ACTIVITY
For the data that follows, give the number of lines in which "from" appears. Add nothing to it.

*** SUPPLIED MATERIAL

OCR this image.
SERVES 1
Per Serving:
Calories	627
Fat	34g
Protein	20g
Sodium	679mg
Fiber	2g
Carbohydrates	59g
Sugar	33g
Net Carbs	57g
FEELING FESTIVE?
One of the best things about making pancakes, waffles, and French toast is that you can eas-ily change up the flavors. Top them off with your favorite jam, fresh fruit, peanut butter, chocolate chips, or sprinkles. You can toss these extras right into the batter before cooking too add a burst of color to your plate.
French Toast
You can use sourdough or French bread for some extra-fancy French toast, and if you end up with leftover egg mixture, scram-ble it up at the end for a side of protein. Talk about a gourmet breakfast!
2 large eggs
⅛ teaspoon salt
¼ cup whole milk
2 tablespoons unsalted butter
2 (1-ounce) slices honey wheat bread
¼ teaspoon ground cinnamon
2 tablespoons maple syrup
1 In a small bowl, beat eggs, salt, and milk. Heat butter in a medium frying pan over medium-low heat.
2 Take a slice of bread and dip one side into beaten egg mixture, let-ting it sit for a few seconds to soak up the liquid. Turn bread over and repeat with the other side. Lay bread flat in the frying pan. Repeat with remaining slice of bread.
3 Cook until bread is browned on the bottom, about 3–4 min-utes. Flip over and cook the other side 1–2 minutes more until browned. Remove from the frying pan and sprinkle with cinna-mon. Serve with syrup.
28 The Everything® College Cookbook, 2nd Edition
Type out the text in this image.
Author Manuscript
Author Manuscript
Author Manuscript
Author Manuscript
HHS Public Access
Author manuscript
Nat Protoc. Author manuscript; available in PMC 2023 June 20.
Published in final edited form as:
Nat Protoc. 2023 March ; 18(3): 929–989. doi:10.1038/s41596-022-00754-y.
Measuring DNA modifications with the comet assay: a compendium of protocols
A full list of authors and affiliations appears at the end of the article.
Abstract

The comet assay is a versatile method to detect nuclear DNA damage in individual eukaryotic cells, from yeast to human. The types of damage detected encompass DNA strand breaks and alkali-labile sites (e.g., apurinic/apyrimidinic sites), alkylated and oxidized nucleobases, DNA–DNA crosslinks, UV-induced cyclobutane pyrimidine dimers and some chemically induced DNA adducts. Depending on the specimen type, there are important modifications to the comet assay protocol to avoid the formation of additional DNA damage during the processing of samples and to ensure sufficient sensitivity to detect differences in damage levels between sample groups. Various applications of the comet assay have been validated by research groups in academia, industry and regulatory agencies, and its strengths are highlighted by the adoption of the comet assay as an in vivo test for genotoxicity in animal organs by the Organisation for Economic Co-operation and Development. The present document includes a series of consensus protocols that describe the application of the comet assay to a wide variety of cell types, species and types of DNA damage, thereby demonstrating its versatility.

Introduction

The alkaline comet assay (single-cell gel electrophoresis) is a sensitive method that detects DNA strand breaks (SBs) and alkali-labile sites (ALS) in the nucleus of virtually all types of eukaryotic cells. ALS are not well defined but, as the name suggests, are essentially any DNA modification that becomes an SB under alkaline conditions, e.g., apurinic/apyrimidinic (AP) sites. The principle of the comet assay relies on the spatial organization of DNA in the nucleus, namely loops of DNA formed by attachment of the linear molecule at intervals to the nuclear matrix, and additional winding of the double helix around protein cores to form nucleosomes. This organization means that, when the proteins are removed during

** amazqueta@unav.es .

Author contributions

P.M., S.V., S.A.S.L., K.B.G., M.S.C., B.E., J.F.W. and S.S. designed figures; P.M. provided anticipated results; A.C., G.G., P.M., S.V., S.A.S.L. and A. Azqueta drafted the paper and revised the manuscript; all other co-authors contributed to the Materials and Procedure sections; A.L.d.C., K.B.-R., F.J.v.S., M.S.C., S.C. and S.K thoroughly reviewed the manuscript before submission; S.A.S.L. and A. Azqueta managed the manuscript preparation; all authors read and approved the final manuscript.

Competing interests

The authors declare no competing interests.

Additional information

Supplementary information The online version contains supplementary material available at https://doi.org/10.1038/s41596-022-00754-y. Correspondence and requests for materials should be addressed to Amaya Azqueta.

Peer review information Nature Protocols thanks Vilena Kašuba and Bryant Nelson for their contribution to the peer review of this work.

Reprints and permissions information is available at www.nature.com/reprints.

******

EXERCISE RESULT
2